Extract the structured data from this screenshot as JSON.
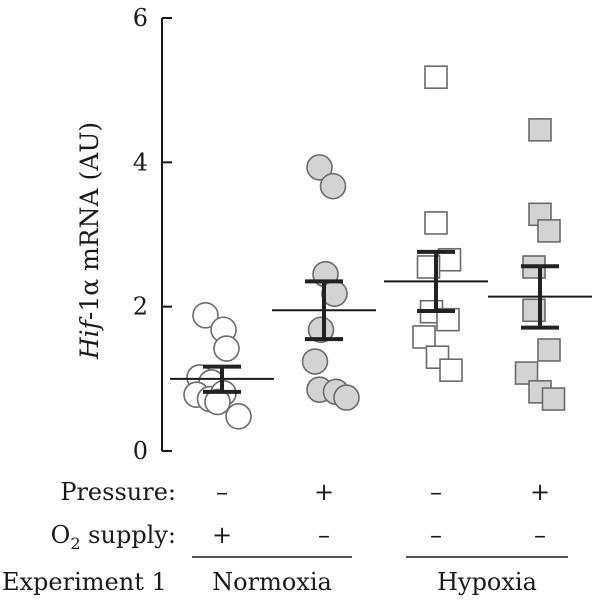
{
  "chart_data": {
    "type": "scatter",
    "ylabel": {
      "prefix": "Hif",
      "suffix": "-1α mRNA (AU)"
    },
    "ylim": [
      0,
      6
    ],
    "yticks": [
      0,
      2,
      4,
      6
    ],
    "grid": false,
    "rows": [
      {
        "label": "Pressure:",
        "values": [
          "–",
          "+",
          "–",
          "+"
        ]
      },
      {
        "label_main": "O",
        "label_sub": "2",
        "label_rest": " supply:",
        "values": [
          "+",
          "–",
          "–",
          "–"
        ]
      }
    ],
    "experiment_label": "Experiment 1",
    "condition_groups": [
      {
        "label": "Normoxia",
        "columns": [
          0,
          1
        ]
      },
      {
        "label": "Hypoxia",
        "columns": [
          2,
          3
        ]
      }
    ],
    "series": [
      {
        "marker": "circle",
        "fill": "#ffffff",
        "points": [
          {
            "dx": -0.55,
            "y": 1.88
          },
          {
            "dx": 0.05,
            "y": 1.68
          },
          {
            "dx": 0.15,
            "y": 1.42
          },
          {
            "dx": -0.75,
            "y": 1.02
          },
          {
            "dx": -0.35,
            "y": 0.95
          },
          {
            "dx": -0.85,
            "y": 0.78
          },
          {
            "dx": -0.4,
            "y": 0.72
          },
          {
            "dx": 0.05,
            "y": 0.8
          },
          {
            "dx": -0.15,
            "y": 0.68
          },
          {
            "dx": 0.55,
            "y": 0.48
          }
        ],
        "mean": 1.0,
        "sem_low": 0.82,
        "sem_high": 1.17
      },
      {
        "marker": "circle",
        "fill": "#d3d3d3",
        "points": [
          {
            "dx": -0.15,
            "y": 3.93
          },
          {
            "dx": 0.3,
            "y": 3.67
          },
          {
            "dx": 0.05,
            "y": 2.45
          },
          {
            "dx": 0.35,
            "y": 2.18
          },
          {
            "dx": -0.1,
            "y": 1.68
          },
          {
            "dx": -0.3,
            "y": 1.24
          },
          {
            "dx": -0.15,
            "y": 0.85
          },
          {
            "dx": 0.4,
            "y": 0.82
          },
          {
            "dx": 0.75,
            "y": 0.74
          }
        ],
        "mean": 1.95,
        "sem_low": 1.55,
        "sem_high": 2.35
      },
      {
        "marker": "square",
        "fill": "#ffffff",
        "points": [
          {
            "dx": 0.0,
            "y": 5.18
          },
          {
            "dx": 0.0,
            "y": 3.16
          },
          {
            "dx": 0.45,
            "y": 2.65
          },
          {
            "dx": -0.25,
            "y": 2.55
          },
          {
            "dx": -0.15,
            "y": 1.93
          },
          {
            "dx": 0.4,
            "y": 1.82
          },
          {
            "dx": -0.4,
            "y": 1.58
          },
          {
            "dx": 0.05,
            "y": 1.3
          },
          {
            "dx": 0.5,
            "y": 1.12
          }
        ],
        "mean": 2.35,
        "sem_low": 1.94,
        "sem_high": 2.76
      },
      {
        "marker": "square",
        "fill": "#d3d3d3",
        "points": [
          {
            "dx": 0.0,
            "y": 4.45
          },
          {
            "dx": 0.0,
            "y": 3.28
          },
          {
            "dx": 0.3,
            "y": 3.05
          },
          {
            "dx": -0.2,
            "y": 2.55
          },
          {
            "dx": -0.2,
            "y": 1.95
          },
          {
            "dx": 0.3,
            "y": 1.4
          },
          {
            "dx": -0.45,
            "y": 1.08
          },
          {
            "dx": 0.0,
            "y": 0.82
          },
          {
            "dx": 0.45,
            "y": 0.72
          }
        ],
        "mean": 2.14,
        "sem_low": 1.71,
        "sem_high": 2.56
      }
    ]
  }
}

※

What you are asked to do |
Without the pictures, give every line above again exactly.

Response to this exercise |
Extract the structured data from this screenshot as JSON.
{
  "chart_data": {
    "type": "scatter",
    "ylabel": {
      "prefix": "Hif",
      "suffix": "-1α mRNA (AU)"
    },
    "ylim": [
      0,
      6
    ],
    "yticks": [
      0,
      2,
      4,
      6
    ],
    "grid": false,
    "rows": [
      {
        "label": "Pressure:",
        "values": [
          "–",
          "+",
          "–",
          "+"
        ]
      },
      {
        "label_main": "O",
        "label_sub": "2",
        "label_rest": " supply:",
        "values": [
          "+",
          "–",
          "–",
          "–"
        ]
      }
    ],
    "experiment_label": "Experiment 1",
    "condition_groups": [
      {
        "label": "Normoxia",
        "columns": [
          0,
          1
        ]
      },
      {
        "label": "Hypoxia",
        "columns": [
          2,
          3
        ]
      }
    ],
    "series": [
      {
        "marker": "circle",
        "fill": "#ffffff",
        "points": [
          {
            "dx": -0.55,
            "y": 1.88
          },
          {
            "dx": 0.05,
            "y": 1.68
          },
          {
            "dx": 0.15,
            "y": 1.42
          },
          {
            "dx": -0.75,
            "y": 1.02
          },
          {
            "dx": -0.35,
            "y": 0.95
          },
          {
            "dx": -0.85,
            "y": 0.78
          },
          {
            "dx": -0.4,
            "y": 0.72
          },
          {
            "dx": 0.05,
            "y": 0.8
          },
          {
            "dx": -0.15,
            "y": 0.68
          },
          {
            "dx": 0.55,
            "y": 0.48
          }
        ],
        "mean": 1.0,
        "sem_low": 0.82,
        "sem_high": 1.17
      },
      {
        "marker": "circle",
        "fill": "#d3d3d3",
        "points": [
          {
            "dx": -0.15,
            "y": 3.93
          },
          {
            "dx": 0.3,
            "y": 3.67
          },
          {
            "dx": 0.05,
            "y": 2.45
          },
          {
            "dx": 0.35,
            "y": 2.18
          },
          {
            "dx": -0.1,
            "y": 1.68
          },
          {
            "dx": -0.3,
            "y": 1.24
          },
          {
            "dx": -0.15,
            "y": 0.85
          },
          {
            "dx": 0.4,
            "y": 0.82
          },
          {
            "dx": 0.75,
            "y": 0.74
          }
        ],
        "mean": 1.95,
        "sem_low": 1.55,
        "sem_high": 2.35
      },
      {
        "marker": "square",
        "fill": "#ffffff",
        "points": [
          {
            "dx": 0.0,
            "y": 5.18
          },
          {
            "dx": 0.0,
            "y": 3.16
          },
          {
            "dx": 0.45,
            "y": 2.65
          },
          {
            "dx": -0.25,
            "y": 2.55
          },
          {
            "dx": -0.15,
            "y": 1.93
          },
          {
            "dx": 0.4,
            "y": 1.82
          },
          {
            "dx": -0.4,
            "y": 1.58
          },
          {
            "dx": 0.05,
            "y": 1.3
          },
          {
            "dx": 0.5,
            "y": 1.12
          }
        ],
        "mean": 2.35,
        "sem_low": 1.94,
        "sem_high": 2.76
      },
      {
        "marker": "square",
        "fill": "#d3d3d3",
        "points": [
          {
            "dx": 0.0,
            "y": 4.45
          },
          {
            "dx": 0.0,
            "y": 3.28
          },
          {
            "dx": 0.3,
            "y": 3.05
          },
          {
            "dx": -0.2,
            "y": 2.55
          },
          {
            "dx": -0.2,
            "y": 1.95
          },
          {
            "dx": 0.3,
            "y": 1.4
          },
          {
            "dx": -0.45,
            "y": 1.08
          },
          {
            "dx": 0.0,
            "y": 0.82
          },
          {
            "dx": 0.45,
            "y": 0.72
          }
        ],
        "mean": 2.14,
        "sem_low": 1.71,
        "sem_high": 2.56
      }
    ]
  }
}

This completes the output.